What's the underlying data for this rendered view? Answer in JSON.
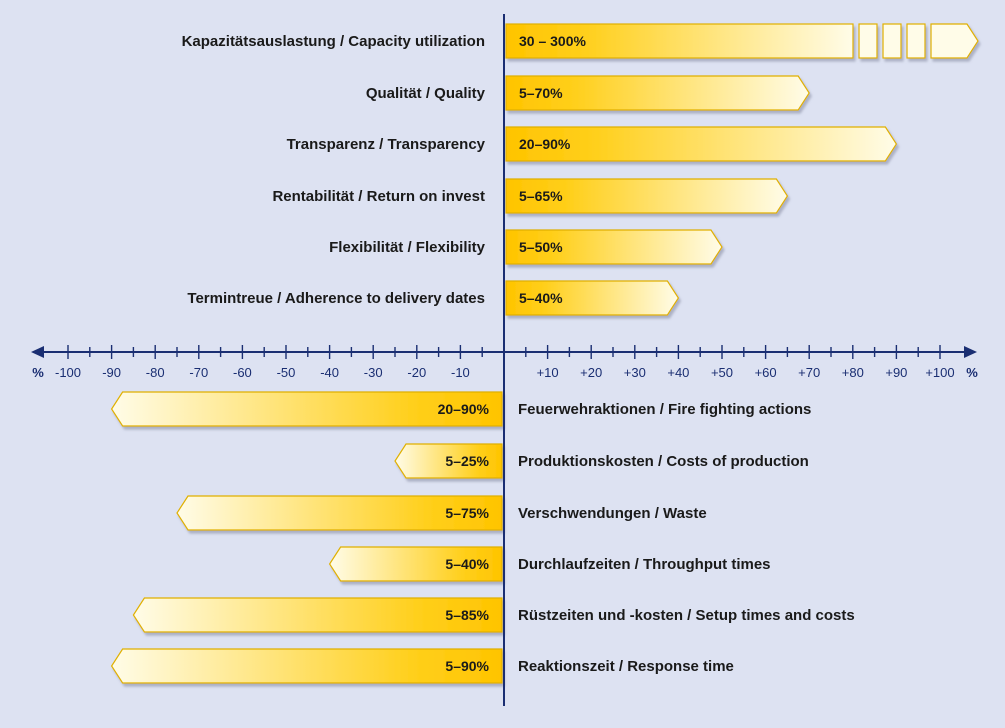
{
  "chart_data": {
    "type": "bar",
    "orientation": "horizontal",
    "title": "",
    "xlim": [
      -100,
      100
    ],
    "x_unit": "%",
    "x_ticks": [
      -100,
      -90,
      -80,
      -70,
      -60,
      -50,
      -40,
      -30,
      -20,
      -10,
      10,
      20,
      30,
      40,
      50,
      60,
      70,
      80,
      90,
      100
    ],
    "tick_labels": [
      "-100",
      "-90",
      "-80",
      "-70",
      "-60",
      "-50",
      "-40",
      "-30",
      "-20",
      "-10",
      "+10",
      "+20",
      "+30",
      "+40",
      "+50",
      "+60",
      "+70",
      "+80",
      "+90",
      "+100"
    ],
    "colors": {
      "axis": "#1a2e72",
      "bar_fill": "#ffc400",
      "bar_light": "#fffce8",
      "bar_outline": "#e0b000"
    },
    "increases": [
      {
        "label": "Kapazitätsauslastung / Capacity utilization",
        "range_label": "30 – 300%",
        "min": 30,
        "max": 300,
        "broken_axis": true
      },
      {
        "label": "Qualität / Quality",
        "range_label": "5–70%",
        "min": 5,
        "max": 70
      },
      {
        "label": "Transparenz / Transparency",
        "range_label": "20–90%",
        "min": 20,
        "max": 90
      },
      {
        "label": "Rentabilität / Return on invest",
        "range_label": "5–65%",
        "min": 5,
        "max": 65
      },
      {
        "label": "Flexibilität / Flexibility",
        "range_label": "5–50%",
        "min": 5,
        "max": 50
      },
      {
        "label": "Termintreue / Adherence to delivery dates",
        "range_label": "5–40%",
        "min": 5,
        "max": 40
      }
    ],
    "reductions": [
      {
        "label": "Feuerwehraktionen / Fire fighting actions",
        "range_label": "20–90%",
        "min": 20,
        "max": 90
      },
      {
        "label": "Produktionskosten / Costs of production",
        "range_label": "5–25%",
        "min": 5,
        "max": 25
      },
      {
        "label": "Verschwendungen / Waste",
        "range_label": "5–75%",
        "min": 5,
        "max": 75
      },
      {
        "label": "Durchlaufzeiten / Throughput times",
        "range_label": "5–40%",
        "min": 5,
        "max": 40
      },
      {
        "label": "Rüstzeiten und -kosten / Setup times and costs",
        "range_label": "5–85%",
        "min": 5,
        "max": 85
      },
      {
        "label": "Reaktionszeit / Response time",
        "range_label": "5–90%",
        "min": 5,
        "max": 90
      }
    ]
  }
}
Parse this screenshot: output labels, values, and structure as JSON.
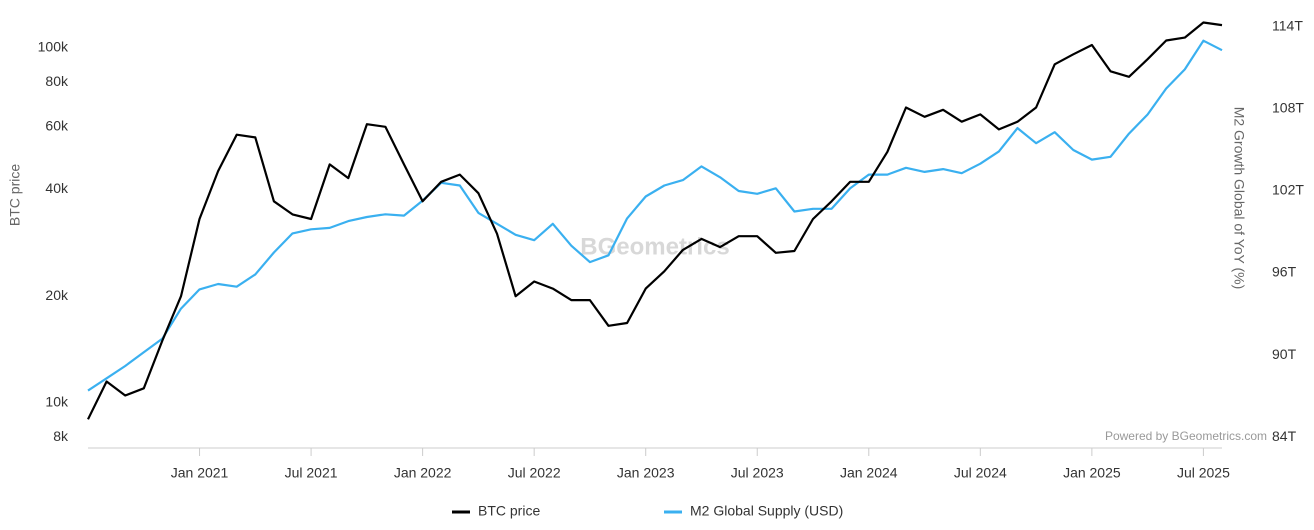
{
  "chart_data": {
    "type": "line",
    "y_title": "BTC price",
    "y2_title": "M2 Growth Global of YoY (%)",
    "watermark": "BGeometrics",
    "credit": "Powered by BGeometrics.com",
    "ylog": true,
    "xlim": [
      "2020-07",
      "2025-08"
    ],
    "xticks": [
      {
        "value": "2021-01",
        "label": "Jan 2021"
      },
      {
        "value": "2021-07",
        "label": "Jul 2021"
      },
      {
        "value": "2022-01",
        "label": "Jan 2022"
      },
      {
        "value": "2022-07",
        "label": "Jul 2022"
      },
      {
        "value": "2023-01",
        "label": "Jan 2023"
      },
      {
        "value": "2023-07",
        "label": "Jul 2023"
      },
      {
        "value": "2024-01",
        "label": "Jan 2024"
      },
      {
        "value": "2024-07",
        "label": "Jul 2024"
      },
      {
        "value": "2025-01",
        "label": "Jan 2025"
      },
      {
        "value": "2025-07",
        "label": "Jul 2025"
      }
    ],
    "ylim": [
      7470,
      124700
    ],
    "yticks": [
      {
        "value": 8000,
        "label": "8k"
      },
      {
        "value": 10000,
        "label": "10k"
      },
      {
        "value": 20000,
        "label": "20k"
      },
      {
        "value": 40000,
        "label": "40k"
      },
      {
        "value": 60000,
        "label": "60k"
      },
      {
        "value": 80000,
        "label": "80k"
      },
      {
        "value": 100000,
        "label": "100k"
      }
    ],
    "y2lim": [
      83.2,
      114.95
    ],
    "y2ticks": [
      {
        "value": 84,
        "label": "84T"
      },
      {
        "value": 90,
        "label": "90T"
      },
      {
        "value": 96,
        "label": "96T"
      },
      {
        "value": 102,
        "label": "102T"
      },
      {
        "value": 108,
        "label": "108T"
      },
      {
        "value": 114,
        "label": "114T"
      }
    ],
    "x": [
      "2020-07",
      "2020-08",
      "2020-09",
      "2020-10",
      "2020-11",
      "2020-12",
      "2021-01",
      "2021-02",
      "2021-03",
      "2021-04",
      "2021-05",
      "2021-06",
      "2021-07",
      "2021-08",
      "2021-09",
      "2021-10",
      "2021-11",
      "2021-12",
      "2022-01",
      "2022-02",
      "2022-03",
      "2022-04",
      "2022-05",
      "2022-06",
      "2022-07",
      "2022-08",
      "2022-09",
      "2022-10",
      "2022-11",
      "2022-12",
      "2023-01",
      "2023-02",
      "2023-03",
      "2023-04",
      "2023-05",
      "2023-06",
      "2023-07",
      "2023-08",
      "2023-09",
      "2023-10",
      "2023-11",
      "2023-12",
      "2024-01",
      "2024-02",
      "2024-03",
      "2024-04",
      "2024-05",
      "2024-06",
      "2024-07",
      "2024-08",
      "2024-09",
      "2024-10",
      "2024-11",
      "2024-12",
      "2025-01",
      "2025-02",
      "2025-03",
      "2025-04",
      "2025-05",
      "2025-06",
      "2025-07",
      "2025-08"
    ],
    "series": [
      {
        "name": "BTC price",
        "color": "#000000",
        "values": [
          9000,
          11500,
          10500,
          11000,
          15000,
          20000,
          33000,
          45000,
          57000,
          56000,
          37000,
          34000,
          33000,
          47000,
          43000,
          61000,
          60000,
          47000,
          37000,
          42000,
          44000,
          39000,
          30000,
          20000,
          22000,
          21000,
          19500,
          19500,
          16500,
          16800,
          21000,
          23500,
          27000,
          29000,
          27500,
          29500,
          29500,
          26500,
          26800,
          33000,
          37000,
          42000,
          42000,
          51000,
          68000,
          64000,
          67000,
          62000,
          65000,
          59000,
          62000,
          68000,
          90000,
          96000,
          102000,
          86000,
          83000,
          93000,
          105000,
          107000,
          118000,
          116000
        ]
      },
      {
        "name": "M2 Global Supply (USD)",
        "color": "#3ab0f0",
        "axis": "y2",
        "values": [
          87.4,
          88.3,
          89.2,
          90.2,
          91.2,
          93.4,
          94.8,
          95.2,
          95.0,
          95.9,
          97.5,
          98.9,
          99.2,
          99.3,
          99.8,
          100.1,
          100.3,
          100.2,
          101.3,
          102.6,
          102.4,
          100.4,
          99.6,
          98.8,
          98.4,
          99.6,
          98.0,
          96.8,
          97.3,
          100.0,
          101.6,
          102.4,
          102.8,
          103.8,
          103.0,
          102.0,
          101.8,
          102.2,
          100.5,
          100.7,
          100.7,
          102.2,
          103.2,
          103.2,
          103.7,
          103.4,
          103.6,
          103.3,
          104.0,
          104.9,
          106.6,
          105.5,
          106.3,
          105.0,
          104.3,
          104.5,
          106.2,
          107.6,
          109.5,
          110.9,
          113.0,
          112.3
        ]
      }
    ]
  }
}
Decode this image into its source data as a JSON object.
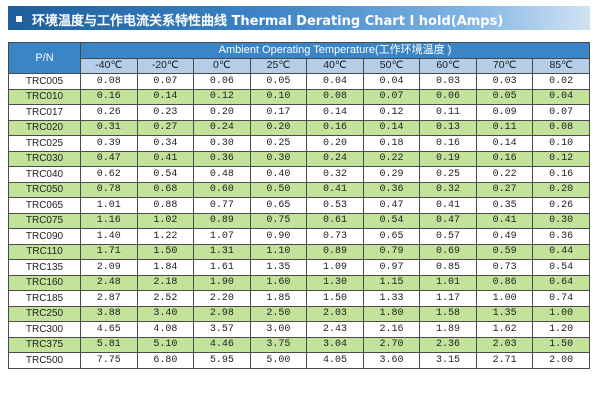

|---|

§ **The exercise**: Output a faithful copy of the data, with each picture left out.

§ **Output of the exercise**:
What's the underlying data for this rendered view? Answer in JSON.
{
  "chart_data": {
    "type": "bar",
    "orientation": "horizontal",
    "title": "",
    "xlim": [
      -100,
      100
    ],
    "x_unit": "%",
    "x_ticks": [
      -100,
      -90,
      -80,
      -70,
      -60,
      -50,
      -40,
      -30,
      -20,
      -10,
      10,
      20,
      30,
      40,
      50,
      60,
      70,
      80,
      90,
      100
    ],
    "tick_labels": [
      "-100",
      "-90",
      "-80",
      "-70",
      "-60",
      "-50",
      "-40",
      "-30",
      "-20",
      "-10",
      "+10",
      "+20",
      "+30",
      "+40",
      "+50",
      "+60",
      "+70",
      "+80",
      "+90",
      "+100"
    ],
    "colors": {
      "axis": "#1a2e72",
      "bar_fill": "#ffc400",
      "bar_light": "#fffce8",
      "bar_outline": "#e0b000"
    },
    "increases": [
      {
        "label": "Kapazitätsauslastung / Capacity utilization",
        "range_label": "30 – 300%",
        "min": 30,
        "max": 300,
        "broken_axis": true
      },
      {
        "label": "Qualität / Quality",
        "range_label": "5–70%",
        "min": 5,
        "max": 70
      },
      {
        "label": "Transparenz / Transparency",
        "range_label": "20–90%",
        "min": 20,
        "max": 90
      },
      {
        "label": "Rentabilität / Return on invest",
        "range_label": "5–65%",
        "min": 5,
        "max": 65
      },
      {
        "label": "Flexibilität / Flexibility",
        "range_label": "5–50%",
        "min": 5,
        "max": 50
      },
      {
        "label": "Termintreue / Adherence to delivery dates",
        "range_label": "5–40%",
        "min": 5,
        "max": 40
      }
    ],
    "reductions": [
      {
        "label": "Feuerwehraktionen / Fire fighting actions",
        "range_label": "20–90%",
        "min": 20,
        "max": 90
      },
      {
        "label": "Produktionskosten / Costs of production",
        "range_label": "5–25%",
        "min": 5,
        "max": 25
      },
      {
        "label": "Verschwendungen / Waste",
        "range_label": "5–75%",
        "min": 5,
        "max": 75
      },
      {
        "label": "Durchlaufzeiten / Throughput times",
        "range_label": "5–40%",
        "min": 5,
        "max": 40
      },
      {
        "label": "Rüstzeiten und -kosten / Setup times and costs",
        "range_label": "5–85%",
        "min": 5,
        "max": 85
      },
      {
        "label": "Reaktionszeit / Response time",
        "range_label": "5–90%",
        "min": 5,
        "max": 90
      }
    ]
  }
}
Parse this screenshot: output labels, values, and structure as JSON.
{
  "chart_data": {
    "type": "line",
    "y_title": "BTC price",
    "y2_title": "M2 Growth Global of YoY (%)",
    "watermark": "BGeometrics",
    "credit": "Powered by BGeometrics.com",
    "ylog": true,
    "xlim": [
      "2020-07",
      "2025-08"
    ],
    "xticks": [
      {
        "value": "2021-01",
        "label": "Jan 2021"
      },
      {
        "value": "2021-07",
        "label": "Jul 2021"
      },
      {
        "value": "2022-01",
        "label": "Jan 2022"
      },
      {
        "value": "2022-07",
        "label": "Jul 2022"
      },
      {
        "value": "2023-01",
        "label": "Jan 2023"
      },
      {
        "value": "2023-07",
        "label": "Jul 2023"
      },
      {
        "value": "2024-01",
        "label": "Jan 2024"
      },
      {
        "value": "2024-07",
        "label": "Jul 2024"
      },
      {
        "value": "2025-01",
        "label": "Jan 2025"
      },
      {
        "value": "2025-07",
        "label": "Jul 2025"
      }
    ],
    "ylim": [
      7470,
      124700
    ],
    "yticks": [
      {
        "value": 8000,
        "label": "8k"
      },
      {
        "value": 10000,
        "label": "10k"
      },
      {
        "value": 20000,
        "label": "20k"
      },
      {
        "value": 40000,
        "label": "40k"
      },
      {
        "value": 60000,
        "label": "60k"
      },
      {
        "value": 80000,
        "label": "80k"
      },
      {
        "value": 100000,
        "label": "100k"
      }
    ],
    "y2lim": [
      83.2,
      114.95
    ],
    "y2ticks": [
      {
        "value": 84,
        "label": "84T"
      },
      {
        "value": 90,
        "label": "90T"
      },
      {
        "value": 96,
        "label": "96T"
      },
      {
        "value": 102,
        "label": "102T"
      },
      {
        "value": 108,
        "label": "108T"
      },
      {
        "value": 114,
        "label": "114T"
      }
    ],
    "x": [
      "2020-07",
      "2020-08",
      "2020-09",
      "2020-10",
      "2020-11",
      "2020-12",
      "2021-01",
      "2021-02",
      "2021-03",
      "2021-04",
      "2021-05",
      "2021-06",
      "2021-07",
      "2021-08",
      "2021-09",
      "2021-10",
      "2021-11",
      "2021-12",
      "2022-01",
      "2022-02",
      "2022-03",
      "2022-04",
      "2022-05",
      "2022-06",
      "2022-07",
      "2022-08",
      "2022-09",
      "2022-10",
      "2022-11",
      "2022-12",
      "2023-01",
      "2023-02",
      "2023-03",
      "2023-04",
      "2023-05",
      "2023-06",
      "2023-07",
      "2023-08",
      "2023-09",
      "2023-10",
      "2023-11",
      "2023-12",
      "2024-01",
      "2024-02",
      "2024-03",
      "2024-04",
      "2024-05",
      "2024-06",
      "2024-07",
      "2024-08",
      "2024-09",
      "2024-10",
      "2024-11",
      "2024-12",
      "2025-01",
      "2025-02",
      "2025-03",
      "2025-04",
      "2025-05",
      "2025-06",
      "2025-07",
      "2025-08"
    ],
    "series": [
      {
        "name": "BTC price",
        "color": "#000000",
        "values": [
          9000,
          11500,
          10500,
          11000,
          15000,
          20000,
          33000,
          45000,
          57000,
          56000,
          37000,
          34000,
          33000,
          47000,
          43000,
          61000,
          60000,
          47000,
          37000,
          42000,
          44000,
          39000,
          30000,
          20000,
          22000,
          21000,
          19500,
          19500,
          16500,
          16800,
          21000,
          23500,
          27000,
          29000,
          27500,
          29500,
          29500,
          26500,
          26800,
          33000,
          37000,
          42000,
          42000,
          51000,
          68000,
          64000,
          67000,
          62000,
          65000,
          59000,
          62000,
          68000,
          90000,
          96000,
          102000,
          86000,
          83000,
          93000,
          105000,
          107000,
          118000,
          116000
        ]
      },
      {
        "name": "M2 Global Supply (USD)",
        "color": "#3ab0f0",
        "axis": "y2",
        "values": [
          87.4,
          88.3,
          89.2,
          90.2,
          91.2,
          93.4,
          94.8,
          95.2,
          95.0,
          95.9,
          97.5,
          98.9,
          99.2,
          99.3,
          99.8,
          100.1,
          100.3,
          100.2,
          101.3,
          102.6,
          102.4,
          100.4,
          99.6,
          98.8,
          98.4,
          99.6,
          98.0,
          96.8,
          97.3,
          100.0,
          101.6,
          102.4,
          102.8,
          103.8,
          103.0,
          102.0,
          101.8,
          102.2,
          100.5,
          100.7,
          100.7,
          102.2,
          103.2,
          103.2,
          103.7,
          103.4,
          103.6,
          103.3,
          104.0,
          104.9,
          106.6,
          105.5,
          106.3,
          105.0,
          104.3,
          104.5,
          106.2,
          107.6,
          109.5,
          110.9,
          113.0,
          112.3
        ]
      }
    ]
  }
}
Decode this image into its source data as a JSON object.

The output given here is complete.